§ **What you should do**
Locate every line in the records below that contains the word "Planului", and copy each one.

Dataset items
## START

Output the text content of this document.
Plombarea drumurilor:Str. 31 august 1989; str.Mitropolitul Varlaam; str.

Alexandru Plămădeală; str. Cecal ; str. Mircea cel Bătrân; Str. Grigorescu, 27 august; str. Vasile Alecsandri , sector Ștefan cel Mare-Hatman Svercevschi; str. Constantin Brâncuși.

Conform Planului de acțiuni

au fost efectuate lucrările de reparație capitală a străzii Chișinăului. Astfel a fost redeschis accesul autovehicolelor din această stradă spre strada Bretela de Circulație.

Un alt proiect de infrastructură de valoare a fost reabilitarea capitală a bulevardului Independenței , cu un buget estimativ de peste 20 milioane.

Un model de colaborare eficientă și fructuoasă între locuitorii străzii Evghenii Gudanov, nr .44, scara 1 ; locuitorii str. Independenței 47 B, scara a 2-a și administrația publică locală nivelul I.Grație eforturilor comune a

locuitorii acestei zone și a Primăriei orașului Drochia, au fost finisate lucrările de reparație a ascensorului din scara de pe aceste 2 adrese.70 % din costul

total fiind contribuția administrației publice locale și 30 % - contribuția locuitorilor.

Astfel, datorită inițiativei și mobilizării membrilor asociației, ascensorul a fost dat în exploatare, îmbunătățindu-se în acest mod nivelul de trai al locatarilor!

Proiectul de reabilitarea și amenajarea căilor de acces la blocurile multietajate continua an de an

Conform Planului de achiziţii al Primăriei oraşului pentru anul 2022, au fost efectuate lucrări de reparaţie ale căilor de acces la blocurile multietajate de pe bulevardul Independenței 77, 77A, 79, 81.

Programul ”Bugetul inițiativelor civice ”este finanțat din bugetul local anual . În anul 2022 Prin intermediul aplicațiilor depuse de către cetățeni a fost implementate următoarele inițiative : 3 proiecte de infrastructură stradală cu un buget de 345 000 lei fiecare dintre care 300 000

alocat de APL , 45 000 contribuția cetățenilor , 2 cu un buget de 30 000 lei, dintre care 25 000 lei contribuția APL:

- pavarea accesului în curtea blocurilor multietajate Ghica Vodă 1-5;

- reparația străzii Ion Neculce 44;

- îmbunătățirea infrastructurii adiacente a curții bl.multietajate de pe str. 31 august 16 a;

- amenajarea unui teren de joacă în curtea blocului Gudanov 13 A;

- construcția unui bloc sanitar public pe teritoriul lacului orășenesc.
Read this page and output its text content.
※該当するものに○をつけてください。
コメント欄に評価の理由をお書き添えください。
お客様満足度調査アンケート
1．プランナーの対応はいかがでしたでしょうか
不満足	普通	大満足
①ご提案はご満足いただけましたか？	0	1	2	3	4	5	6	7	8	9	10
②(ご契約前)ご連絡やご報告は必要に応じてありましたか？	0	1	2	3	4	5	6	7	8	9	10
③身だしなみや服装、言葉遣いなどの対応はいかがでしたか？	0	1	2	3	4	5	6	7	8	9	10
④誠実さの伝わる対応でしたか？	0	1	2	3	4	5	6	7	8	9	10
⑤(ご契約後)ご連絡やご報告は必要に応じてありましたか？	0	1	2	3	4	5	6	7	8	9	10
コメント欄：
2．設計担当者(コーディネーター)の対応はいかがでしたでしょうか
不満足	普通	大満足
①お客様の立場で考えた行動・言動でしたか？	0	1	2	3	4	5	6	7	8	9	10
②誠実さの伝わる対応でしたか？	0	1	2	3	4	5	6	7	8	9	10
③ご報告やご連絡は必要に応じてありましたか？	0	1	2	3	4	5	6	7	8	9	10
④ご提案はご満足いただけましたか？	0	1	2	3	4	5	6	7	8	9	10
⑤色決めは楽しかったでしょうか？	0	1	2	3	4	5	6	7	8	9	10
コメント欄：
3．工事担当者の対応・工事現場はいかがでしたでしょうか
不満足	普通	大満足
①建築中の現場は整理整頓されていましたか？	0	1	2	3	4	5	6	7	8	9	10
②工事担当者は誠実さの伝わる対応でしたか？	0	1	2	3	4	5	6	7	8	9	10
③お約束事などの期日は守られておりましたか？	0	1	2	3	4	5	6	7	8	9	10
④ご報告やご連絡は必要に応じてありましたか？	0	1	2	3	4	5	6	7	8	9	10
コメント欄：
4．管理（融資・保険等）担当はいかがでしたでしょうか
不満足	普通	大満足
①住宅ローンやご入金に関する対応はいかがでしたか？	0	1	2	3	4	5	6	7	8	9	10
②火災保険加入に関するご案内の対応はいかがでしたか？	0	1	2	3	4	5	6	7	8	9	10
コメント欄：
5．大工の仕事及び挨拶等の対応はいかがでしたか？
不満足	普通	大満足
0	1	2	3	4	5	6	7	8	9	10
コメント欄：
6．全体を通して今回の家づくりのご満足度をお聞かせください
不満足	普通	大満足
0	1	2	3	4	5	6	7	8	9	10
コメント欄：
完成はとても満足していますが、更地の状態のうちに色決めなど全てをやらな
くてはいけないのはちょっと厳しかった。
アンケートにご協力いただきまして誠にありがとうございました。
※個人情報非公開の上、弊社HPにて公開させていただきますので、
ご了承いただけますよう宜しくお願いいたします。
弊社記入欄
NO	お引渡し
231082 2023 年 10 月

## END

§ **Finished exercise**
Conform Planului de acțiuni
Conform Planului de achiziţii al Primăriei oraşului pentru anul 2022, au fost efectuate lucrări de reparaţie ale căilor de acces la blocurile multietajate de pe bulevardul Independenței 77, 77A, 79, 81.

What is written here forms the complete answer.